## Start Supplied material

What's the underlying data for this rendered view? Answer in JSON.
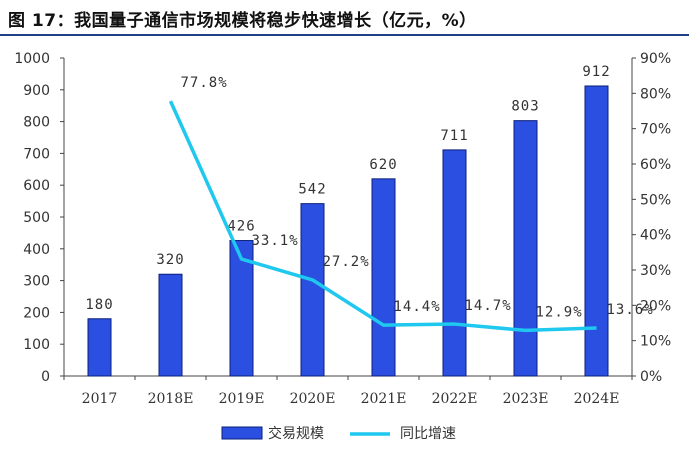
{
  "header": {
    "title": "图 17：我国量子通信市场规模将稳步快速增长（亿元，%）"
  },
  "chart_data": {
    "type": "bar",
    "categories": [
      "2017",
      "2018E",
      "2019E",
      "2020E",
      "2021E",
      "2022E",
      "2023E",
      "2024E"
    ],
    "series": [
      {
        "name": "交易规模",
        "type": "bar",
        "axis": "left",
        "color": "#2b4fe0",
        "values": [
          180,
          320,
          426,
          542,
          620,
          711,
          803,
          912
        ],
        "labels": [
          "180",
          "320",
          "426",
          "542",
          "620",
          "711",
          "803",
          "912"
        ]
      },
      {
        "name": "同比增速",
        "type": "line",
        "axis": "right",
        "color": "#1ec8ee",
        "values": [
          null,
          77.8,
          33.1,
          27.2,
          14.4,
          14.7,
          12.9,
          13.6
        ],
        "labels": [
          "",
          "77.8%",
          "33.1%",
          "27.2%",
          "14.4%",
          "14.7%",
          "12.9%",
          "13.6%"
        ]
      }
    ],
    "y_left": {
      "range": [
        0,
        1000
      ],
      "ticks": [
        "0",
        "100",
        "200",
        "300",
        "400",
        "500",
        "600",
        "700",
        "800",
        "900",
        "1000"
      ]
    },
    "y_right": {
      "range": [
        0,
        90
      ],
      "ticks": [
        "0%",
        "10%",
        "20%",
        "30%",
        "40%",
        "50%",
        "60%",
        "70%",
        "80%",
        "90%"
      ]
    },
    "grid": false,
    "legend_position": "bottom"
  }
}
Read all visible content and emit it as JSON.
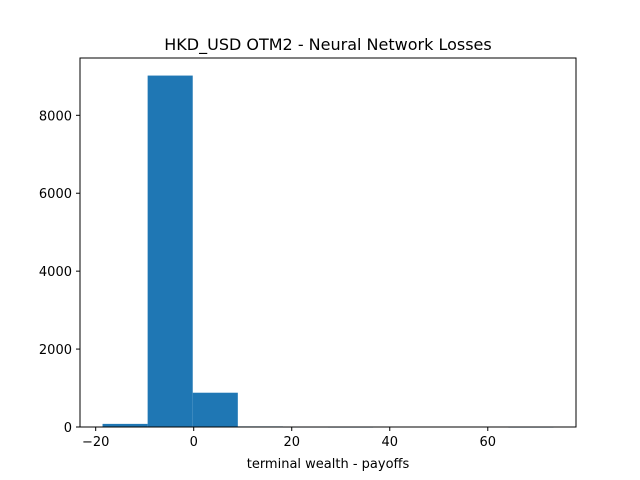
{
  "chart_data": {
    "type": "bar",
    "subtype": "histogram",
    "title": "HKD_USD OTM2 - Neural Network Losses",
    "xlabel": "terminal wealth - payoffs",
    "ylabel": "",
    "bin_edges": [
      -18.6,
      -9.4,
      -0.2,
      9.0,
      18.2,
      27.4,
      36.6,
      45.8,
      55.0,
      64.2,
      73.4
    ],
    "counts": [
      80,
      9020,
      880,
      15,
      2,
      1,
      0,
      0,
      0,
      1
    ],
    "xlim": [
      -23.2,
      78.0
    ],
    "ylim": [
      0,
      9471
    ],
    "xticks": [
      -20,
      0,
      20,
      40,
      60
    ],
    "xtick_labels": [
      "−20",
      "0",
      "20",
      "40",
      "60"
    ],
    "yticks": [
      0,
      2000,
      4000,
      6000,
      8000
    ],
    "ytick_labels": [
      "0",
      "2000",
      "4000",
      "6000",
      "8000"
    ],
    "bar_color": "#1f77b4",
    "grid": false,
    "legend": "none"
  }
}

## End Supplied material

* The exercise: Collect, from the material above, every line containing the word "title".

* Full solution:
    "title": "图 17：我国量子通信市场规模将稳步快速增长（亿元，%）"
    "title": "HKD_USD OTM2 - Neural Network Losses",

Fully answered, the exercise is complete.